▸ **Stored rows**

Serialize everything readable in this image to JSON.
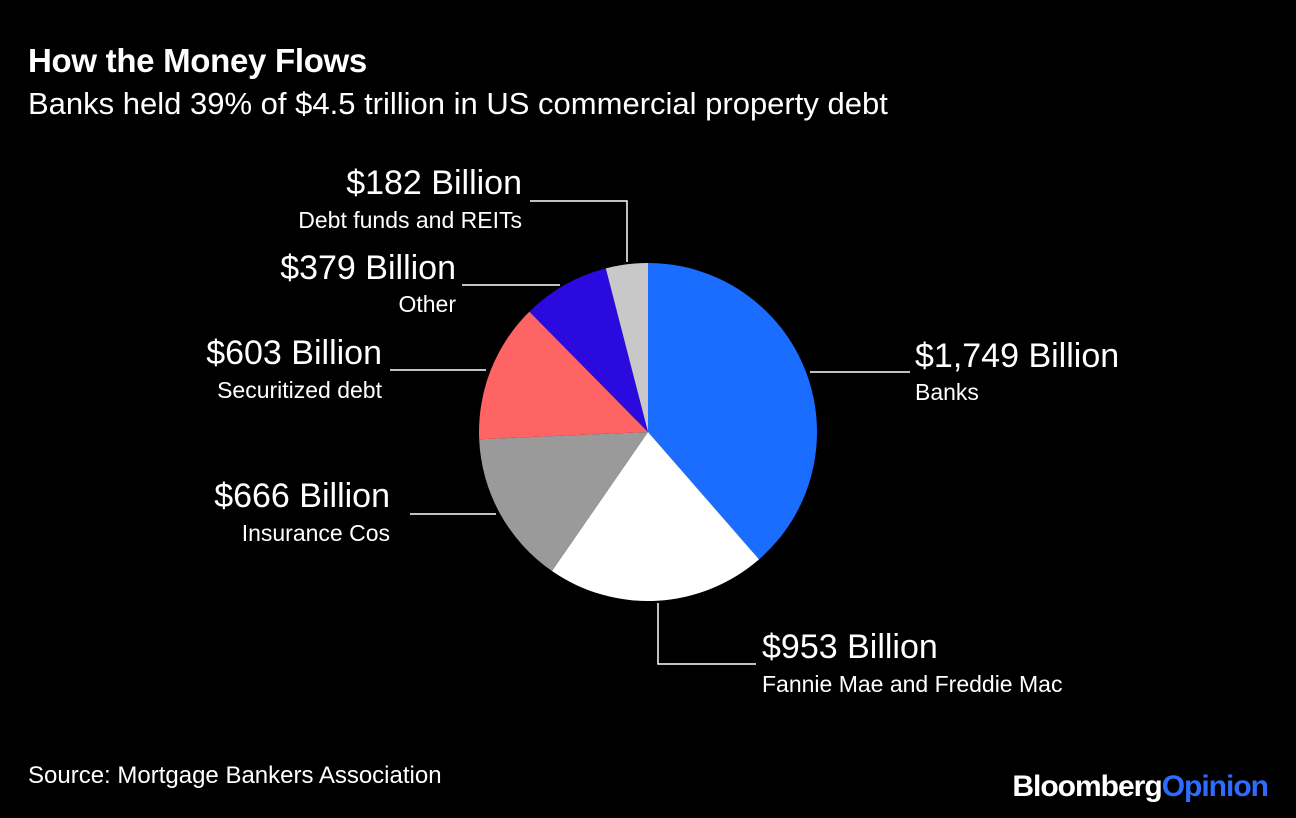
{
  "header": {
    "title": "How the Money Flows",
    "subtitle": "Banks held 39% of $4.5 trillion in US commercial property debt"
  },
  "footer": {
    "source": "Source: Mortgage Bankers Association",
    "brand_part1": "Bloomberg",
    "brand_part2": "Opinion"
  },
  "chart_data": {
    "type": "pie",
    "title": "How the Money Flows",
    "subtitle": "Banks held 39% of $4.5 trillion in US commercial property debt",
    "unit": "Billion",
    "slices": [
      {
        "label": "Banks",
        "value": 1749,
        "value_label": "$1,749 Billion",
        "color": "#1a6dff"
      },
      {
        "label": "Fannie Mae and Freddie Mac",
        "value": 953,
        "value_label": "$953 Billion",
        "color": "#ffffff"
      },
      {
        "label": "Insurance Cos",
        "value": 666,
        "value_label": "$666 Billion",
        "color": "#9a9a9a"
      },
      {
        "label": "Securitized debt",
        "value": 603,
        "value_label": "$603 Billion",
        "color": "#ff6464"
      },
      {
        "label": "Other",
        "value": 379,
        "value_label": "$379 Billion",
        "color": "#2a0adf"
      },
      {
        "label": "Debt funds and REITs",
        "value": 182,
        "value_label": "$182 Billion",
        "color": "#c8c8c8"
      }
    ],
    "start_angle": "12 o'clock",
    "direction": "clockwise",
    "source": "Source: Mortgage Bankers Association"
  }
}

▸ **Given problem**
Search the records above for the string "property". Copy every line that contains it.

▸ **Response to this task**
    "subtitle": "Banks held 39% of $4.5 trillion in US commercial property debt"
    "subtitle": "Banks held 39% of $4.5 trillion in US commercial property debt",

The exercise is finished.